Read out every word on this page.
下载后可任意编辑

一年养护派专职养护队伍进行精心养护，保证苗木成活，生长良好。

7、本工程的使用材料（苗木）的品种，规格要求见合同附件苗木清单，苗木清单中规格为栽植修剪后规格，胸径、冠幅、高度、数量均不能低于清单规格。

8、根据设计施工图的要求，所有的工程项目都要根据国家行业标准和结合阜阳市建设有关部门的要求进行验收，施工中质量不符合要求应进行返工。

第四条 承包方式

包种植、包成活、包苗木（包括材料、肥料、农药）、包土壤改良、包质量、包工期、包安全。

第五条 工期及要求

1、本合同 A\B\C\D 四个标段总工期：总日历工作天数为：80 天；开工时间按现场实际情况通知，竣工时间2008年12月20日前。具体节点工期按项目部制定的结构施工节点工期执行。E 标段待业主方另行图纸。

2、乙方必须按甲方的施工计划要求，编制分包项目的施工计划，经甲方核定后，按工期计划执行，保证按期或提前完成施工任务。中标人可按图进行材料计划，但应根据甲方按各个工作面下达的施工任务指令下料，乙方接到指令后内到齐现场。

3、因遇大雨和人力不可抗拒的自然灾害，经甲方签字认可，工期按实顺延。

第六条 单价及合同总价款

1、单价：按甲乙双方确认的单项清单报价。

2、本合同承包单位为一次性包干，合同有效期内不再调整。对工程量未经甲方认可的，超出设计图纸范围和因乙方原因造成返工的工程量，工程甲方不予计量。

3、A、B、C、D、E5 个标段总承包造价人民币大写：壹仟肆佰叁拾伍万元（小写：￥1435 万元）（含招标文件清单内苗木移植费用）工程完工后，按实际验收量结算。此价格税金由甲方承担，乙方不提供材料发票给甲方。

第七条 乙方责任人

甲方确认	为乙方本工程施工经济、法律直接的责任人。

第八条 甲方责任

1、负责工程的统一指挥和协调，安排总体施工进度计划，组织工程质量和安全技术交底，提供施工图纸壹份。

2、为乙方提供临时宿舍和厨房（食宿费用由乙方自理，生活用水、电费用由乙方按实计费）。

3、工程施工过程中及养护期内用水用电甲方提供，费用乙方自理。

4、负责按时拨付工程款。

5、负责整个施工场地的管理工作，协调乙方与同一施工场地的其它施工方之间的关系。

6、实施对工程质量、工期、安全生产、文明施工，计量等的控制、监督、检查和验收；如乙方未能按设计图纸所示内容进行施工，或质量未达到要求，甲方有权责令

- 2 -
___
- **DIRECTIONS FOR THIS TASK**
Print the material above once more, exactly.

- **EXERCISE OUTPUT**
Read out every word on this page.
下载后可任意编辑

一年养护派专职养护队伍进行精心养护，保证苗木成活，生长良好。

7、本工程的使用材料（苗木）的品种，规格要求见合同附件苗木清单，苗木清单中规格为栽植修剪后规格，胸径、冠幅、高度、数量均不能低于清单规格。

8、根据设计施工图的要求，所有的工程项目都要根据国家行业标准和结合阜阳市建设有关部门的要求进行验收，施工中质量不符合要求应进行返工。

第四条 承包方式

包种植、包成活、包苗木（包括材料、肥料、农药）、包土壤改良、包质量、包工期、包安全。

第五条 工期及要求

1、本合同 A\B\C\D 四个标段总工期：总日历工作天数为：80 天；开工时间按现场实际情况通知，竣工时间2008年12月20日前。具体节点工期按项目部制定的结构施工节点工期执行。E 标段待业主方另行图纸。

2、乙方必须按甲方的施工计划要求，编制分包项目的施工计划，经甲方核定后，按工期计划执行，保证按期或提前完成施工任务。中标人可按图进行材料计划，但应根据甲方按各个工作面下达的施工任务指令下料，乙方接到指令后内到齐现场。

3、因遇大雨和人力不可抗拒的自然灾害，经甲方签字认可，工期按实顺延。

第六条 单价及合同总价款

1、单价：按甲乙双方确认的单项清单报价。

2、本合同承包单位为一次性包干，合同有效期内不再调整。对工程量未经甲方认可的，超出设计图纸范围和因乙方原因造成返工的工程量，工程甲方不予计量。

3、A、B、C、D、E5 个标段总承包造价人民币大写：壹仟肆佰叁拾伍万元（小写：￥1435 万元）（含招标文件清单内苗木移植费用）工程完工后，按实际验收量结算。此价格税金由甲方承担，乙方不提供材料发票给甲方。

第七条 乙方责任人

甲方确认	为乙方本工程施工经济、法律直接的责任人。

第八条 甲方责任

1、负责工程的统一指挥和协调，安排总体施工进度计划，组织工程质量和安全技术交底，提供施工图纸壹份。

2、为乙方提供临时宿舍和厨房（食宿费用由乙方自理，生活用水、电费用由乙方按实计费）。

3、工程施工过程中及养护期内用水用电甲方提供，费用乙方自理。

4、负责按时拨付工程款。

5、负责整个施工场地的管理工作，协调乙方与同一施工场地的其它施工方之间的关系。

6、实施对工程质量、工期、安全生产、文明施工，计量等的控制、监督、检查和验收；如乙方未能按设计图纸所示内容进行施工，或质量未达到要求，甲方有权责令

- 2 -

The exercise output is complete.